WHAT THE TASK ASKS:
Wherever a line holds the string "získame", copy that line.

EXTRACTED RECORDS:
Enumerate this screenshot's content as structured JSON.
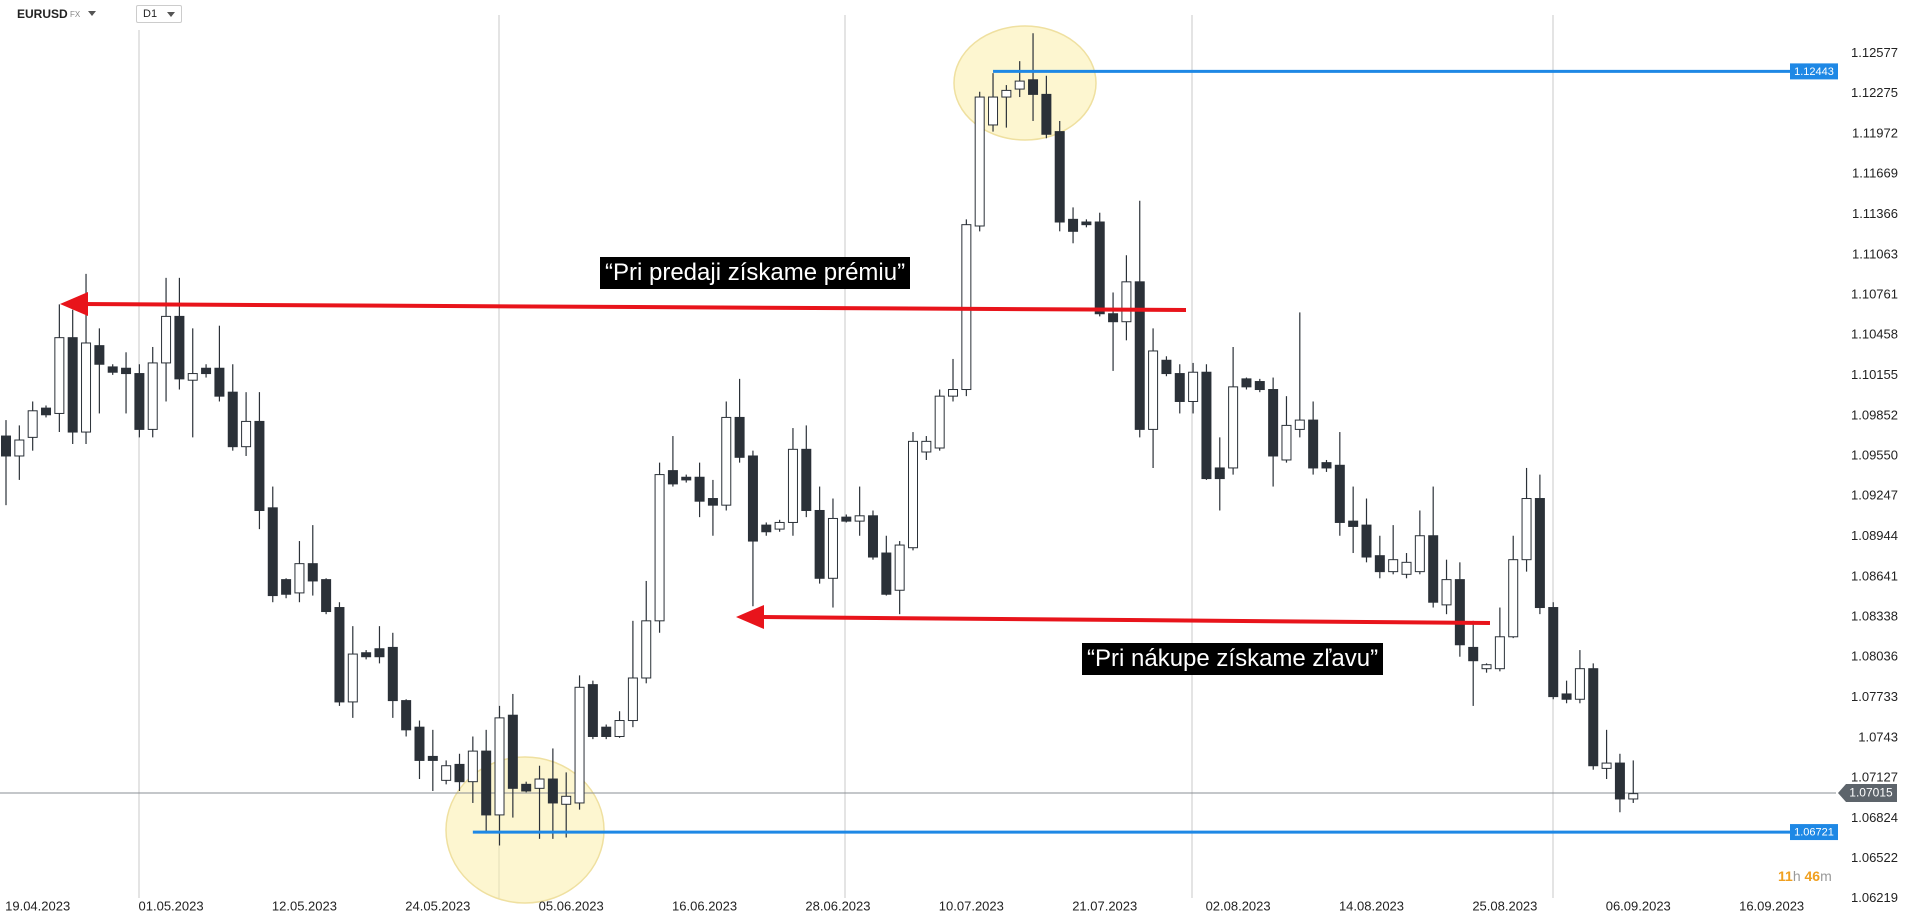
{
  "header": {
    "symbol": "EURUSD",
    "market": "FX",
    "timeframe": "D1"
  },
  "annotations": [
    "“Pri predaji získame prémiu”",
    "“Pri nákupe získame zľavu”"
  ],
  "countdown": {
    "hours": 11,
    "hours_unit": "h",
    "minutes": 46,
    "minutes_unit": "m"
  },
  "chart_data": {
    "type": "candlestick",
    "up_color": "#ffffff",
    "down_color": "#2b3138",
    "outline_color": "#2b3138",
    "open": [
      1.097,
      1.0955,
      1.0969,
      1.0991,
      1.0987,
      1.1044,
      1.0973,
      1.1038,
      1.1022,
      1.1021,
      1.1017,
      1.0975,
      1.1025,
      1.106,
      1.1012,
      1.1021,
      1.1021,
      1.1003,
      1.0962,
      1.0981,
      1.0916,
      1.0862,
      1.0852,
      1.0874,
      1.0862,
      1.0841,
      1.077,
      1.0807,
      1.081,
      1.0811,
      1.0771,
      1.0751,
      1.0729,
      1.0711,
      1.0723,
      1.071,
      1.0733,
      1.0685,
      1.076,
      1.0708,
      1.0705,
      1.0712,
      1.0693,
      1.0694,
      1.0783,
      1.0751,
      1.0744,
      1.0756,
      1.0788,
      1.0831,
      1.0944,
      1.0939,
      1.0939,
      1.0923,
      1.0918,
      1.0984,
      1.0955,
      1.0903,
      1.09,
      1.0905,
      1.096,
      1.0914,
      1.0863,
      1.0909,
      1.0906,
      1.091,
      1.0882,
      1.0854,
      1.0886,
      1.0958,
      1.0961,
      1.1,
      1.1005,
      1.1128,
      1.1204,
      1.1225,
      1.1231,
      1.1238,
      1.1227,
      1.1199,
      1.1133,
      1.1131,
      1.1131,
      1.1062,
      1.1056,
      1.1086,
      1.0975,
      1.1027,
      1.1017,
      1.0996,
      1.1018,
      1.0946,
      1.0946,
      1.1013,
      1.1011,
      1.1005,
      1.0952,
      1.0975,
      1.0982,
      1.095,
      1.0948,
      1.0906,
      1.0903,
      1.088,
      1.0868,
      1.0866,
      1.0868,
      1.0895,
      1.0843,
      1.0862,
      1.0811,
      1.0795,
      1.0795,
      1.0819,
      1.0877,
      1.0923,
      1.0841,
      1.0776,
      1.0772,
      1.0795,
      1.072,
      1.0724,
      1.0697
    ],
    "high": [
      1.0982,
      1.0978,
      1.0996,
      1.0993,
      1.1069,
      1.1065,
      1.1092,
      1.1051,
      1.1024,
      1.1033,
      1.1024,
      1.1037,
      1.1089,
      1.1089,
      1.1051,
      1.1024,
      1.1053,
      1.1024,
      1.1003,
      1.1003,
      1.0932,
      1.0863,
      1.0891,
      1.0903,
      1.0863,
      1.0845,
      1.0827,
      1.0809,
      1.0827,
      1.0822,
      1.0772,
      1.0756,
      1.0749,
      1.0726,
      1.0731,
      1.0744,
      1.0749,
      1.0767,
      1.0776,
      1.071,
      1.0722,
      1.0735,
      1.0717,
      1.079,
      1.0786,
      1.0753,
      1.0763,
      1.0831,
      1.0861,
      1.095,
      1.097,
      1.0941,
      1.095,
      1.0937,
      1.0996,
      1.1013,
      1.0959,
      1.0905,
      1.0907,
      1.0976,
      1.0978,
      1.0932,
      1.0923,
      1.0911,
      1.0932,
      1.0914,
      1.0895,
      1.0891,
      1.0973,
      1.097,
      1.1005,
      1.1028,
      1.1133,
      1.1229,
      1.1243,
      1.1234,
      1.1252,
      1.1273,
      1.1241,
      1.1207,
      1.1142,
      1.1133,
      1.1138,
      1.1078,
      1.1106,
      1.1147,
      1.1051,
      1.103,
      1.1024,
      1.1025,
      1.1024,
      1.0969,
      1.1037,
      1.1014,
      1.1013,
      1.1014,
      1.1,
      1.1063,
      1.0996,
      1.0952,
      1.0973,
      1.0932,
      1.0923,
      1.0895,
      1.0903,
      1.0882,
      1.0914,
      1.0932,
      1.0877,
      1.0875,
      1.0831,
      1.0799,
      1.0841,
      1.0895,
      1.0946,
      1.0941,
      1.0845,
      1.0786,
      1.0809,
      1.0799,
      1.0749,
      1.0731,
      1.0726
    ],
    "low": [
      1.0918,
      1.0937,
      1.0959,
      1.0984,
      1.0973,
      1.0964,
      1.0964,
      1.0987,
      1.1016,
      1.0987,
      1.0969,
      1.0969,
      1.0996,
      1.1005,
      1.0969,
      1.1014,
      1.0996,
      1.0959,
      1.0955,
      1.09,
      1.0845,
      1.0848,
      1.0845,
      1.085,
      1.0836,
      1.0767,
      1.0758,
      1.0802,
      1.0799,
      1.0758,
      1.0744,
      1.0712,
      1.0703,
      1.0708,
      1.0703,
      1.0694,
      1.0671,
      1.0662,
      1.0683,
      1.0702,
      1.0667,
      1.0667,
      1.0668,
      1.0689,
      1.0742,
      1.0742,
      1.0743,
      1.0751,
      1.0784,
      1.0822,
      1.0932,
      1.0935,
      1.0909,
      1.0895,
      1.0914,
      1.095,
      1.0842,
      1.0895,
      1.0898,
      1.0895,
      1.0909,
      1.0859,
      1.0841,
      1.0905,
      1.0895,
      1.0877,
      1.085,
      1.0836,
      1.0884,
      1.0952,
      1.0959,
      1.0996,
      1.1,
      1.1124,
      1.1199,
      1.1202,
      1.1225,
      1.1207,
      1.1194,
      1.1124,
      1.1115,
      1.1127,
      1.106,
      1.1019,
      1.1042,
      1.0969,
      1.0946,
      1.1015,
      1.0987,
      1.0987,
      1.0937,
      1.0914,
      1.0941,
      1.1005,
      1.1003,
      1.0932,
      1.095,
      1.0969,
      1.0941,
      1.0943,
      1.0895,
      1.0882,
      1.0875,
      1.0863,
      1.0866,
      1.0863,
      1.0866,
      1.0841,
      1.0836,
      1.0804,
      1.0767,
      1.0792,
      1.0793,
      1.0818,
      1.0868,
      1.0836,
      1.0772,
      1.0769,
      1.0769,
      1.0719,
      1.0712,
      1.0687,
      1.0694
    ],
    "close": [
      1.0955,
      1.0967,
      1.0989,
      1.0986,
      1.1044,
      1.0973,
      1.104,
      1.1024,
      1.1018,
      1.1017,
      1.0975,
      1.1025,
      1.106,
      1.1013,
      1.1017,
      1.1017,
      1.1,
      1.0962,
      1.0981,
      1.0914,
      1.085,
      1.0851,
      1.0874,
      1.0861,
      1.0838,
      1.077,
      1.0806,
      1.0804,
      1.0804,
      1.0771,
      1.0749,
      1.0726,
      1.0726,
      1.0722,
      1.071,
      1.0733,
      1.0685,
      1.0758,
      1.0705,
      1.0703,
      1.0712,
      1.0694,
      1.0699,
      1.0781,
      1.0744,
      1.0744,
      1.0756,
      1.0788,
      1.0831,
      1.0941,
      1.0934,
      1.0937,
      1.0921,
      1.0918,
      1.0984,
      1.0954,
      1.0891,
      1.0898,
      1.0905,
      1.096,
      1.0914,
      1.0863,
      1.0908,
      1.0906,
      1.091,
      1.0879,
      1.0851,
      1.0888,
      1.0966,
      1.0966,
      1.1,
      1.1005,
      1.1129,
      1.1225,
      1.1225,
      1.123,
      1.1237,
      1.1227,
      1.1197,
      1.1131,
      1.1124,
      1.1129,
      1.1062,
      1.1056,
      1.1086,
      1.0975,
      1.1034,
      1.1017,
      1.0996,
      1.1018,
      1.0938,
      1.0938,
      1.1007,
      1.1007,
      1.1005,
      1.0955,
      1.0978,
      1.0982,
      1.0946,
      1.0946,
      1.0905,
      1.0902,
      1.0879,
      1.0868,
      1.0877,
      1.0875,
      1.0895,
      1.0845,
      1.0862,
      1.0813,
      1.0801,
      1.0798,
      1.0819,
      1.0877,
      1.0923,
      1.0841,
      1.0774,
      1.0772,
      1.0795,
      1.0722,
      1.0724,
      1.0697,
      1.0701
    ],
    "xlim": [
      -0.45,
      137.2
    ],
    "xticks": [
      {
        "value": 2,
        "label": "19.04.2023"
      },
      {
        "value": 12,
        "label": "01.05.2023"
      },
      {
        "value": 22,
        "label": "12.05.2023"
      },
      {
        "value": 32,
        "label": "24.05.2023"
      },
      {
        "value": 42,
        "label": "05.06.2023"
      },
      {
        "value": 52,
        "label": "16.06.2023"
      },
      {
        "value": 62,
        "label": "28.06.2023"
      },
      {
        "value": 72,
        "label": "10.07.2023"
      },
      {
        "value": 82,
        "label": "21.07.2023"
      },
      {
        "value": 92,
        "label": "02.08.2023"
      },
      {
        "value": 102,
        "label": "14.08.2023"
      },
      {
        "value": 112,
        "label": "25.08.2023"
      },
      {
        "value": 122,
        "label": "06.09.2023"
      },
      {
        "value": 132,
        "label": "16.09.2023"
      }
    ],
    "ylim": [
      1.0621,
      1.1298
    ],
    "yticks": [
      1.12577,
      1.12275,
      1.11972,
      1.11669,
      1.11366,
      1.11063,
      1.10761,
      1.10458,
      1.10155,
      1.09852,
      {
        "value": 1.0955,
        "label": "1.09550"
      },
      1.09247,
      1.08944,
      1.08641,
      1.08338,
      1.08036,
      1.07733,
      1.0743,
      1.07127,
      1.06824,
      1.06522,
      1.06219
    ],
    "levels": [
      {
        "value": 1.12443,
        "color": "#1e88e5"
      },
      {
        "value": 1.06721,
        "color": "#1e88e5"
      }
    ],
    "last_price": {
      "value": 1.07015,
      "line_color": "#8a8f94",
      "label_color": "#5d646b"
    }
  }
}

EXPECTED ANSWER:
    "“Pri predaji získame prémiu”",
    "“Pri nákupe získame zľavu”"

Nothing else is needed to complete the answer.